* **Exercise prompt**:
Output the material beneath exactly, leaving nothing out.

--

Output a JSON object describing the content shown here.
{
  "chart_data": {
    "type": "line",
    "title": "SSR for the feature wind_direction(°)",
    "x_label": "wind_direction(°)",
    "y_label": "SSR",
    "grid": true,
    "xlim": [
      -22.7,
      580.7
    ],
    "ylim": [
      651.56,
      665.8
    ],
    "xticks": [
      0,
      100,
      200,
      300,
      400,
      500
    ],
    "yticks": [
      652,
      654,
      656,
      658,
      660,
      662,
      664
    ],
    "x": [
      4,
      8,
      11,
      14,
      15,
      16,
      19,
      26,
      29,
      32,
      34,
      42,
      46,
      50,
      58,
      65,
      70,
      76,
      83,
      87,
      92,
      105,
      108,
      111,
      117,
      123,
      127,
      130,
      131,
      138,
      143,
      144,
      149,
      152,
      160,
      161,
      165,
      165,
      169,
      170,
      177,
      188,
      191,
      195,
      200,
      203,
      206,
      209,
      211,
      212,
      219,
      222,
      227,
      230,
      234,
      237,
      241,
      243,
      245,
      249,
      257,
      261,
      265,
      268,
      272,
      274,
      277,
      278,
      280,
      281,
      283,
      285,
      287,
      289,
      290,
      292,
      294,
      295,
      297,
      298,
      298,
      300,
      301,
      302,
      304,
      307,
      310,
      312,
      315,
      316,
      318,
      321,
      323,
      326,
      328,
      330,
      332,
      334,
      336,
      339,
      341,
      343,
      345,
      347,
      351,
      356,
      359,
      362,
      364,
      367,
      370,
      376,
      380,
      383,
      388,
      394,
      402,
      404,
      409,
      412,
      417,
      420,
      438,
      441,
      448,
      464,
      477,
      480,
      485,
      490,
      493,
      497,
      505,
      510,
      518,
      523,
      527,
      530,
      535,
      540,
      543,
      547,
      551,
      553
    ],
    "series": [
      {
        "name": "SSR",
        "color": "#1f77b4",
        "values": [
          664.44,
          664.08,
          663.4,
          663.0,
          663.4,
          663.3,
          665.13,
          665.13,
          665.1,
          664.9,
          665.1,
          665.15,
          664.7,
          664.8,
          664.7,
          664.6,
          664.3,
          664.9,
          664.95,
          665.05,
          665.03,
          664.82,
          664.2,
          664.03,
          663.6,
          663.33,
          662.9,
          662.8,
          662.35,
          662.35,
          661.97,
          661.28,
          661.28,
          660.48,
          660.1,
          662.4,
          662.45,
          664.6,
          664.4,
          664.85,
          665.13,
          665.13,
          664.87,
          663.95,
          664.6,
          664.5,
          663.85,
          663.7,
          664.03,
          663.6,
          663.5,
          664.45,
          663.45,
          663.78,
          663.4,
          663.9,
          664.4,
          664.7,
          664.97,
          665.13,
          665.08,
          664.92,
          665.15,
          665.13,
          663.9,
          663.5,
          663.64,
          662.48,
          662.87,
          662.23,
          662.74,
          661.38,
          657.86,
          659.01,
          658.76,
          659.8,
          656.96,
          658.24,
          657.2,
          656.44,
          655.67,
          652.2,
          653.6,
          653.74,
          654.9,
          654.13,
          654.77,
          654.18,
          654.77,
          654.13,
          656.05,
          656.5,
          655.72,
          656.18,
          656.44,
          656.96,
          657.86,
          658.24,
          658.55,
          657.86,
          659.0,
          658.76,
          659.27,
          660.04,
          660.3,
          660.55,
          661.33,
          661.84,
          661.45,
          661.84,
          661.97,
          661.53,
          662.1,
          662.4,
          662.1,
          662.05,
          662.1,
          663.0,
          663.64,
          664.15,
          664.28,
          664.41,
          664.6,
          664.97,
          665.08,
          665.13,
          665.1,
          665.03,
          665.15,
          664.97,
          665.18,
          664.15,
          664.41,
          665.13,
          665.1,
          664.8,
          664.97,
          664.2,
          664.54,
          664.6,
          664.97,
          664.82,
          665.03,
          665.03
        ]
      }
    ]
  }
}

--

* **Solution to this problem**:
Output a JSON object describing the content shown here.
{
  "chart_data": {
    "type": "line",
    "title": "SSR for the feature wind_direction(°)",
    "x_label": "wind_direction(°)",
    "y_label": "SSR",
    "grid": true,
    "xlim": [
      -22.7,
      580.7
    ],
    "ylim": [
      651.56,
      665.8
    ],
    "xticks": [
      0,
      100,
      200,
      300,
      400,
      500
    ],
    "yticks": [
      652,
      654,
      656,
      658,
      660,
      662,
      664
    ],
    "x": [
      4,
      8,
      11,
      14,
      15,
      16,
      19,
      26,
      29,
      32,
      34,
      42,
      46,
      50,
      58,
      65,
      70,
      76,
      83,
      87,
      92,
      105,
      108,
      111,
      117,
      123,
      127,
      130,
      131,
      138,
      143,
      144,
      149,
      152,
      160,
      161,
      165,
      165,
      169,
      170,
      177,
      188,
      191,
      195,
      200,
      203,
      206,
      209,
      211,
      212,
      219,
      222,
      227,
      230,
      234,
      237,
      241,
      243,
      245,
      249,
      257,
      261,
      265,
      268,
      272,
      274,
      277,
      278,
      280,
      281,
      283,
      285,
      287,
      289,
      290,
      292,
      294,
      295,
      297,
      298,
      298,
      300,
      301,
      302,
      304,
      307,
      310,
      312,
      315,
      316,
      318,
      321,
      323,
      326,
      328,
      330,
      332,
      334,
      336,
      339,
      341,
      343,
      345,
      347,
      351,
      356,
      359,
      362,
      364,
      367,
      370,
      376,
      380,
      383,
      388,
      394,
      402,
      404,
      409,
      412,
      417,
      420,
      438,
      441,
      448,
      464,
      477,
      480,
      485,
      490,
      493,
      497,
      505,
      510,
      518,
      523,
      527,
      530,
      535,
      540,
      543,
      547,
      551,
      553
    ],
    "series": [
      {
        "name": "SSR",
        "color": "#1f77b4",
        "values": [
          664.44,
          664.08,
          663.4,
          663.0,
          663.4,
          663.3,
          665.13,
          665.13,
          665.1,
          664.9,
          665.1,
          665.15,
          664.7,
          664.8,
          664.7,
          664.6,
          664.3,
          664.9,
          664.95,
          665.05,
          665.03,
          664.82,
          664.2,
          664.03,
          663.6,
          663.33,
          662.9,
          662.8,
          662.35,
          662.35,
          661.97,
          661.28,
          661.28,
          660.48,
          660.1,
          662.4,
          662.45,
          664.6,
          664.4,
          664.85,
          665.13,
          665.13,
          664.87,
          663.95,
          664.6,
          664.5,
          663.85,
          663.7,
          664.03,
          663.6,
          663.5,
          664.45,
          663.45,
          663.78,
          663.4,
          663.9,
          664.4,
          664.7,
          664.97,
          665.13,
          665.08,
          664.92,
          665.15,
          665.13,
          663.9,
          663.5,
          663.64,
          662.48,
          662.87,
          662.23,
          662.74,
          661.38,
          657.86,
          659.01,
          658.76,
          659.8,
          656.96,
          658.24,
          657.2,
          656.44,
          655.67,
          652.2,
          653.6,
          653.74,
          654.9,
          654.13,
          654.77,
          654.18,
          654.77,
          654.13,
          656.05,
          656.5,
          655.72,
          656.18,
          656.44,
          656.96,
          657.86,
          658.24,
          658.55,
          657.86,
          659.0,
          658.76,
          659.27,
          660.04,
          660.3,
          660.55,
          661.33,
          661.84,
          661.45,
          661.84,
          661.97,
          661.53,
          662.1,
          662.4,
          662.1,
          662.05,
          662.1,
          663.0,
          663.64,
          664.15,
          664.28,
          664.41,
          664.6,
          664.97,
          665.08,
          665.13,
          665.1,
          665.03,
          665.15,
          664.97,
          665.18,
          664.15,
          664.41,
          665.13,
          665.1,
          664.8,
          664.97,
          664.2,
          664.54,
          664.6,
          664.97,
          664.82,
          665.03,
          665.03
        ]
      }
    ]
  }
}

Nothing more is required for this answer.